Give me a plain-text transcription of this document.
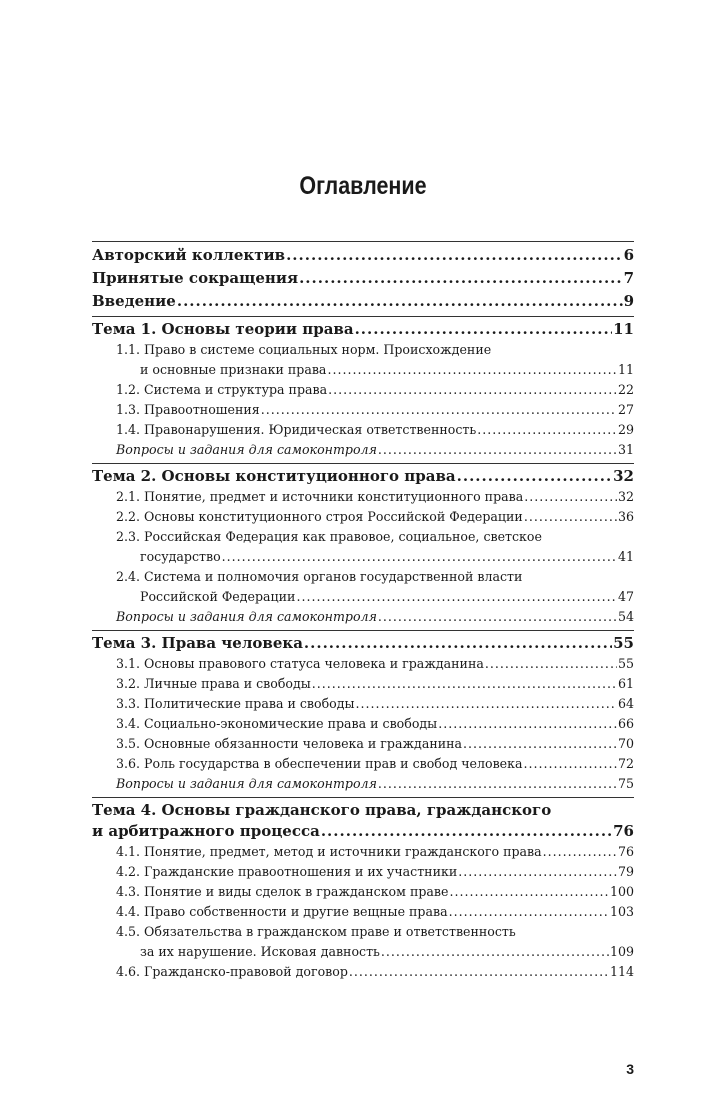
Оглавление
Авторский коллектив .....	6
Принятые сокращения .....	7
Введение .....	9
Тема 1. Основы теории права .....	11
1.1. Право в системе социальных норм. Происхождение
и основные признаки права .....	11
1.2. Система и структура права .....	22
1.3. Правоотношения .....	27
1.4. Правонарушения. Юридическая ответственность .....	29
Вопросы и задания для самоконтроля .....	31
Тема 2. Основы конституционного права .....	32
2.1. Понятие, предмет и источники конституционного права .....	32
2.2. Основы конституционного строя Российской Федерации .....	36
2.3. Российская Федерация как правовое, социальное, светское
государство .....	41
2.4. Система и полномочия органов государственной власти
Российской Федерации .....	47
Вопросы и задания для самоконтроля .....	54
Тема 3. Права человека .....	55
3.1. Основы правового статуса человека и гражданина .....	55
3.2. Личные права и свободы .....	61
3.3. Политические права и свободы .....	64
3.4. Социально-экономические права и свободы .....	66
3.5. Основные обязанности человека и гражданина .....	70
3.6. Роль государства в обеспечении прав и свобод человека .....	72
Вопросы и задания для самоконтроля .....	75
Тема 4. Основы гражданского права, гражданского
и арбитражного процесса .....	76
4.1. Понятие, предмет, метод и источники гражданского права .....	76
4.2. Гражданские правоотношения и их участники .....	79
4.3. Понятие и виды сделок в гражданском праве .....	100
4.4. Право собственности и другие вещные права .....	103
4.5. Обязательства в гражданском праве и ответственность
за их нарушение. Исковая давность .....	109
4.6. Гражданско-правовой договор .....	114
3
┄┄┄┄┄┄┄┄┄┄
▸ Problem statement:
Scan the lines for the string "Понятие". Copy out each line that matches.

▸ Solution to this exercise:
2.1. Понятие, предмет и источники конституционного права .....	32
4.1. Понятие, предмет, метод и источники гражданского права .....	76
4.3. Понятие и виды сделок в гражданском праве .....	100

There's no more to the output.